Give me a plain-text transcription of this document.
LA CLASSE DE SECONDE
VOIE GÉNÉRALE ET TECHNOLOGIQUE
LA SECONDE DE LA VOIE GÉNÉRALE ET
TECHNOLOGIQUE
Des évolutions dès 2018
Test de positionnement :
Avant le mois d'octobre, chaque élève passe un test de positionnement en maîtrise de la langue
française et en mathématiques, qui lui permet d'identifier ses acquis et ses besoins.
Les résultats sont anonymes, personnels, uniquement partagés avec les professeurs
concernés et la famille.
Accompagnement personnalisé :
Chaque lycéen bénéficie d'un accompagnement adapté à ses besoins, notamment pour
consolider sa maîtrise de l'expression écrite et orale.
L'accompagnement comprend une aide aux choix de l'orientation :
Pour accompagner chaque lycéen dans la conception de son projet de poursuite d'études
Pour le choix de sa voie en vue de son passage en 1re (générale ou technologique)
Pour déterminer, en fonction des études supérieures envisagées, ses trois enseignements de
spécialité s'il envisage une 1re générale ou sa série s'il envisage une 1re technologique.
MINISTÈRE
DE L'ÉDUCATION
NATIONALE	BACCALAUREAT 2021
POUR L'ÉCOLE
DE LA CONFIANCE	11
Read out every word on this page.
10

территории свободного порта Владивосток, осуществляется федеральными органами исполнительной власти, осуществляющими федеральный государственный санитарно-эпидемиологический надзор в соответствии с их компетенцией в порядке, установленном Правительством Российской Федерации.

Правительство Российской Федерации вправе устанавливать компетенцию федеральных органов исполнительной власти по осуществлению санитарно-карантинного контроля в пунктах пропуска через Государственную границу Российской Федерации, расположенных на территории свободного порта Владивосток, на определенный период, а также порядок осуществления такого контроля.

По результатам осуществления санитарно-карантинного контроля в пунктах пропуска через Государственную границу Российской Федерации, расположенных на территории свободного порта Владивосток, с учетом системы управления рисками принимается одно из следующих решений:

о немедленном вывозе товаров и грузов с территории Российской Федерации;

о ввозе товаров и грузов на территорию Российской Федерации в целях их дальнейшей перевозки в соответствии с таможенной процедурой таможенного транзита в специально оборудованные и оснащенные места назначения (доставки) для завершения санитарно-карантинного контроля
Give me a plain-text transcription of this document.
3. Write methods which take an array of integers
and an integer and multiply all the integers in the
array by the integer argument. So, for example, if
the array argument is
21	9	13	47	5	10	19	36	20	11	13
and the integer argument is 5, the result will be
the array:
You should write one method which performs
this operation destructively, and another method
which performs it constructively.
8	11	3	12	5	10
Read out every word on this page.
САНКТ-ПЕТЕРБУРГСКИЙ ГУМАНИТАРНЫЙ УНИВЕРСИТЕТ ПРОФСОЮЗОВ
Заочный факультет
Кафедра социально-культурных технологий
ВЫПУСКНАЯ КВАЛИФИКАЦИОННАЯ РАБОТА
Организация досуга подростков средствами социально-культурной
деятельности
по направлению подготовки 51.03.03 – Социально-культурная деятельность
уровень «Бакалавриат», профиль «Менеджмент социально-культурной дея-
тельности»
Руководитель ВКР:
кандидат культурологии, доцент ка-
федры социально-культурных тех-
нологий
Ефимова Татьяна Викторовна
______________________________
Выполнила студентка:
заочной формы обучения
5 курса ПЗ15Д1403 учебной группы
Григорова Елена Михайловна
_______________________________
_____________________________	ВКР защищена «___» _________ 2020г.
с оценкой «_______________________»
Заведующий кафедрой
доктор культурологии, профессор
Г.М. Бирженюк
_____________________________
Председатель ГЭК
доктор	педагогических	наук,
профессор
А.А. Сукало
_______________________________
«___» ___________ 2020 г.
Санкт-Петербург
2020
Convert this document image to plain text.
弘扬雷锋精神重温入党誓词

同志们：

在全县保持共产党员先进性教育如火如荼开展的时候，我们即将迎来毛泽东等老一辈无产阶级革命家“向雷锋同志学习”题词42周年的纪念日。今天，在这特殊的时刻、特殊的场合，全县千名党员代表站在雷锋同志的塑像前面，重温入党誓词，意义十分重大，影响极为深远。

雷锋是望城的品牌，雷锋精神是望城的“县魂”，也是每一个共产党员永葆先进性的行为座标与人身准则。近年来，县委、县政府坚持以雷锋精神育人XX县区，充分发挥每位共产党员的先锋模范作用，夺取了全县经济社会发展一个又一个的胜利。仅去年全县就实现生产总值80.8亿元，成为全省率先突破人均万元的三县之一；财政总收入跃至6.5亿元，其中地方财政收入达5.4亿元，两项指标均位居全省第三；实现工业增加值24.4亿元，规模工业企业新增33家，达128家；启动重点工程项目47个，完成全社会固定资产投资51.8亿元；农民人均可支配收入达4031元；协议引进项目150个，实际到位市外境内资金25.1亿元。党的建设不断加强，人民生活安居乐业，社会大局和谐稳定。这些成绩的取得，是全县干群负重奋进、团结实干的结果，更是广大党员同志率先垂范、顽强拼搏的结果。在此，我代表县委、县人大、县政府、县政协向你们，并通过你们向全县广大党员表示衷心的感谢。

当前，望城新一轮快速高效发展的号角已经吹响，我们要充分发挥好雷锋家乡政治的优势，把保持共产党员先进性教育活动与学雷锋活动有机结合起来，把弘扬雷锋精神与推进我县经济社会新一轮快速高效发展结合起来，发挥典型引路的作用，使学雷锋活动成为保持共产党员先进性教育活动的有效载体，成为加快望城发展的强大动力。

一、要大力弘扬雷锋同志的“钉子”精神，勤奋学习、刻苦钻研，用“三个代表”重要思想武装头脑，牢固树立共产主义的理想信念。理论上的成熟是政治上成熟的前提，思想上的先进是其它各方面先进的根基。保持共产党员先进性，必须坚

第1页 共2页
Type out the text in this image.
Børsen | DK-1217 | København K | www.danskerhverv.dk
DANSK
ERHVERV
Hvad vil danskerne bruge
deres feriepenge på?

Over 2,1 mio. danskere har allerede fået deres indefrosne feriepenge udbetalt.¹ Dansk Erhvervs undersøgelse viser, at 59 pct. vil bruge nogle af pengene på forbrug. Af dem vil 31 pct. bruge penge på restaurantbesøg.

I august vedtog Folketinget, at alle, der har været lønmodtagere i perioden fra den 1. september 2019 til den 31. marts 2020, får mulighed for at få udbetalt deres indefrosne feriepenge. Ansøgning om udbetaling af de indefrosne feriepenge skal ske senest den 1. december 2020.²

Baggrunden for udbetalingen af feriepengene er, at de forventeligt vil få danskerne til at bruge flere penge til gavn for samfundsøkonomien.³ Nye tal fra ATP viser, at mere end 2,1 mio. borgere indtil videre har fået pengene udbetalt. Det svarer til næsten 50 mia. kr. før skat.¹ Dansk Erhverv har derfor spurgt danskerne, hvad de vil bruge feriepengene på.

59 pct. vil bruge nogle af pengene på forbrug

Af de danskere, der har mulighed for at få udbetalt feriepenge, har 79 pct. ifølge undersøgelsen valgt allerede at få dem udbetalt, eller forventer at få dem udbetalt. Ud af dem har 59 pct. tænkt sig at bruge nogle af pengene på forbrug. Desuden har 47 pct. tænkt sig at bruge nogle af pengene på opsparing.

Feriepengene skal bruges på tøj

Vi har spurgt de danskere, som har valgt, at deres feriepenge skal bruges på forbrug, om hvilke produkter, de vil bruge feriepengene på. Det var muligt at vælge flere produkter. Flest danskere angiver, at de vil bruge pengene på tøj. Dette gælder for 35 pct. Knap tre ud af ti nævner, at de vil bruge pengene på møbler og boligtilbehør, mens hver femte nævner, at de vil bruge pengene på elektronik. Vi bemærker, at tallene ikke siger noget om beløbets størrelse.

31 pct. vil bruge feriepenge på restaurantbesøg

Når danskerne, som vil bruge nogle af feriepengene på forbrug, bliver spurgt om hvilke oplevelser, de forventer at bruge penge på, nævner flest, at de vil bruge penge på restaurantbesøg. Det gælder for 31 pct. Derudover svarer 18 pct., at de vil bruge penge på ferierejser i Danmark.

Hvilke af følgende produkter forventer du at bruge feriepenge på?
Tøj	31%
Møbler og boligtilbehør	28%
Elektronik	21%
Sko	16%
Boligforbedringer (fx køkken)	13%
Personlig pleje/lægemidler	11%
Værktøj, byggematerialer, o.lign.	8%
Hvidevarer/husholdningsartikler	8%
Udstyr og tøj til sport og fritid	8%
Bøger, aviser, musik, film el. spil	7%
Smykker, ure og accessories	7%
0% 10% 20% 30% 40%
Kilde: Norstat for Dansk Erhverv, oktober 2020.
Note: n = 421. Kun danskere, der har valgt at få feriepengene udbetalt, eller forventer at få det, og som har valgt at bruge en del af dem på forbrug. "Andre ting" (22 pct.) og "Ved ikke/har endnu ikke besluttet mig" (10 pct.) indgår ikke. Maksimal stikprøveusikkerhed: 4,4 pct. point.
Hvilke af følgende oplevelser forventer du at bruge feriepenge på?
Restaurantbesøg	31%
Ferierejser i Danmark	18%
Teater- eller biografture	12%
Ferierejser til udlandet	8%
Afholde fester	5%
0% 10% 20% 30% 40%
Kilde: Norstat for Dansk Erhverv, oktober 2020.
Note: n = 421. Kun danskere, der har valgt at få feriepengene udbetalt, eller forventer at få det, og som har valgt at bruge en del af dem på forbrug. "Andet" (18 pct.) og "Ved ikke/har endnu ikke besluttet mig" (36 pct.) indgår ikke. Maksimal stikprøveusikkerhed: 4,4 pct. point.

════

◆ OBJECTIVE: Pull out each line of the listing that holds the string "ikke".

◆ ANSWER FOR THE TASK:
Vi har spurgt de danskere, som har valgt, at deres feriepenge skal bruges på forbrug, om hvilke produkter, de vil bruge feriepengene på. Det var muligt at vælge flere produkter. Flest danskere angiver, at de vil bruge pengene på tøj. Dette gælder for 35 pct. Knap tre ud af ti nævner, at de vil bruge pengene på møbler og boligtilbehør, mens hver femte nævner, at de vil bruge pengene på elektronik. Vi bemærker, at tallene ikke siger noget om beløbets størrelse.
Note: n = 421. Kun danskere, der har valgt at få feriepengene udbetalt, eller forventer at få det, og som har valgt at bruge en del af dem på forbrug. "Andre ting" (22 pct.) og "Ved ikke/har endnu ikke besluttet mig" (10 pct.) indgår ikke. Maksimal stikprøveusikkerhed: 4,4 pct. point.
Note: n = 421. Kun danskere, der har valgt at få feriepengene udbetalt, eller forventer at få det, og som har valgt at bruge en del af dem på forbrug. "Andet" (18 pct.) og "Ved ikke/har endnu ikke besluttet mig" (36 pct.) indgår ikke. Maksimal stikprøveusikkerhed: 4,4 pct. point.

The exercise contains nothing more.